===== TEXTO EM ESTUDO
O PODER PREVENTIVO DOS ALIMENTOS

Certos alimentos contêm compostos bioativos capazes de interferir diretamente nos mecanismos celulares relacionados ao desenvolvimento do câncer. Não se trata de “superalimentos milagrosos”, como muitas vezes vemos em manchetes sensacionalistas, mas de um conjunto de nutrientes que, consumidos regularmente, fortalecem nosso sistema de defesa contra células cancerígenas.

Os vegetais crucíferos, como brócolis, couve e couve-flor, são ricos em sulforafano, composto que estimula enzimas de desintoxicação no fígado, auxiliando na eliminação de substâncias potencialmente cancerígenas. 

Em um estudo conduzido pela Universidade de São Paulo, mulheres que consumiam estes vegetais pelo menos três vezes por semana apresentaram 41% menos risco de desenvolver câncer de mama quando comparadas àquelas que raramente os incluíam na alimentação.

Já os frutos vermelhos e roxos – como mirtilo, amora, açaí e jabuticaba – são verdadeiros tesouros nutricionais. Suas antocianinas, responsáveis pela coloração característica, são potentes antioxidantes que combatem os radicais livres, moléculas instáveis que podem danificar o DNA celular e iniciar o processo de carcinogênese.
==========
===== TRECHOS DOS DADOS
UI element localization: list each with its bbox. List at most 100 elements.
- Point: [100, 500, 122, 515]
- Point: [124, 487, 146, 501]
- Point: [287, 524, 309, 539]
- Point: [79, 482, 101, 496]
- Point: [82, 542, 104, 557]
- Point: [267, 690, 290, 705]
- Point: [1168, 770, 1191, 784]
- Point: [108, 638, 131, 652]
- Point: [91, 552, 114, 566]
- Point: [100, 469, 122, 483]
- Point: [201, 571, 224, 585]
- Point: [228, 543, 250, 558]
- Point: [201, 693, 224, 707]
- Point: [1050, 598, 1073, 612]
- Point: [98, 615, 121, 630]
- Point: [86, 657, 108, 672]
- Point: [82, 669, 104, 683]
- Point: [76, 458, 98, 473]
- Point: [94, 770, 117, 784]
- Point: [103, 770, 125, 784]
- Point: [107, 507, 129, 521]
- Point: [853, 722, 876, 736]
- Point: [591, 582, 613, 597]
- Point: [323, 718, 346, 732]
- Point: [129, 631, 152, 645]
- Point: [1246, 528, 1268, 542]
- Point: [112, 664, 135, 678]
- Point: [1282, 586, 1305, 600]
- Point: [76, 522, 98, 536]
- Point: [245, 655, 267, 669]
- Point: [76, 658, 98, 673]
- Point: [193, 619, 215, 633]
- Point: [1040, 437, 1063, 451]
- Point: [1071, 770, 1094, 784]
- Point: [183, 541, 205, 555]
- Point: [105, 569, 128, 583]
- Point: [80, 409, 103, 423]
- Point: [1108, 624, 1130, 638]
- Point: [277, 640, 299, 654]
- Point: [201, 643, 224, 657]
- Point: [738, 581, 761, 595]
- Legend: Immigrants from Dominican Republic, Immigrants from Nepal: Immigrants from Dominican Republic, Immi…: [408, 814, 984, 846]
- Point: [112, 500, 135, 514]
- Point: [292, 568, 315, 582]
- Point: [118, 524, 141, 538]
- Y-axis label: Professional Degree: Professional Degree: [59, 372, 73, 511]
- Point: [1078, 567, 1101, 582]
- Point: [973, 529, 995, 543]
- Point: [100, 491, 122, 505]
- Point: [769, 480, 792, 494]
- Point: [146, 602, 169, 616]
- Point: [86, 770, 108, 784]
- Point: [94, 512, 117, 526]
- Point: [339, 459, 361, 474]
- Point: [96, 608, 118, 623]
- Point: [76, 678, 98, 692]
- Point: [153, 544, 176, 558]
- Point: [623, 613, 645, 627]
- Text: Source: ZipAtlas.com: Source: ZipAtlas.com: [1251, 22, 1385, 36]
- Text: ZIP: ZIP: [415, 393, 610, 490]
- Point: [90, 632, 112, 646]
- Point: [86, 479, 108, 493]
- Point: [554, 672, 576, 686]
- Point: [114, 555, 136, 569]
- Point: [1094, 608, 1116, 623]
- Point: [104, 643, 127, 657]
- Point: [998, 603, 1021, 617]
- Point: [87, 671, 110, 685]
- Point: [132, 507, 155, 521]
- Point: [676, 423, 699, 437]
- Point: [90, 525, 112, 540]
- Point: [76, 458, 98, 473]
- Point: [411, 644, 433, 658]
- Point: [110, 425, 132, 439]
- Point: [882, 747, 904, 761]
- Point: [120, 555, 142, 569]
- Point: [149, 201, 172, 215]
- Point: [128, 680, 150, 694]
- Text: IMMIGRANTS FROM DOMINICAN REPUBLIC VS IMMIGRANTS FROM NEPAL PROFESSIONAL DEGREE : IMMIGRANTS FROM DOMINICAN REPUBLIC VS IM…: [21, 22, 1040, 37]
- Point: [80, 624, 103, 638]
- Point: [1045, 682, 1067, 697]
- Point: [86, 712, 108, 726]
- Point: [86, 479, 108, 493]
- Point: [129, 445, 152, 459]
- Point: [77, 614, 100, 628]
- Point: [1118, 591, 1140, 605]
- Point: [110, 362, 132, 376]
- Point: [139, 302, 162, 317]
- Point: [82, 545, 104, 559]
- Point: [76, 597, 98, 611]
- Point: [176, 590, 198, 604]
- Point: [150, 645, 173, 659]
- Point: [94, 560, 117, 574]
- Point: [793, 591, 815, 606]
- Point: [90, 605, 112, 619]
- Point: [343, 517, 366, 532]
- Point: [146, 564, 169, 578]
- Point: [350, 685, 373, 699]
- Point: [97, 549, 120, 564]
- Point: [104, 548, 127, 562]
==========
#### EXPLORE O MATERIAL
a) Resuma em duas frases o texto sobre o poder preventivo dos alimentos.
b) Atualize o trecho do texto sobre o poder preventivo dos alimentos de "Os vegetais crucíferos, como" a "incluíam na alimentação.", trocando "três vezes" por "quatro vezes".
c) Responda com base no texto sobre o poder preventivo dos alimentos:
(i) Que composto dos vegetais crucíferos estimula enzimas de desintoxicação no fígado?
(ii) Quanto menor foi o risco de câncer de mama entre as mulheres que consumiam esses vegetais pelo menos três vezes por semana?
(iii) O que dá aos frutos vermelhos e roxos sua coloração característica?

#### RESPOSTAS POR TAREFA
a) Certos alimentos contêm compostos bioativos que, consumidos regularmente, fortalecem o sistema de defesa contra células cancerígenas, sem se tratar de superalimentos milagrosos. Entre eles estão os vegetais crucíferos, ricos em sulforafano, e os frutos vermelhos e roxos, cujas antocianinas combatem os radicais livres.

b)
Os vegetais crucíferos, como brócolis, couve e couve-flor, são ricos em sulforafano, composto que estimula enzimas de desintoxicação no fígado, auxiliando na eliminação de substâncias potencialmente cancerígenas. 

Em um estudo conduzido pela Universidade de São Paulo, mulheres que consumiam estes vegetais pelo menos quatro vezes por semana apresentaram 41% menos risco de desenvolver câncer de mama quando comparadas àquelas que raramente os incluíam na alimentação.

c)
(i) O sulforafano.
(ii) 41% menor.
(iii) As antocianinas.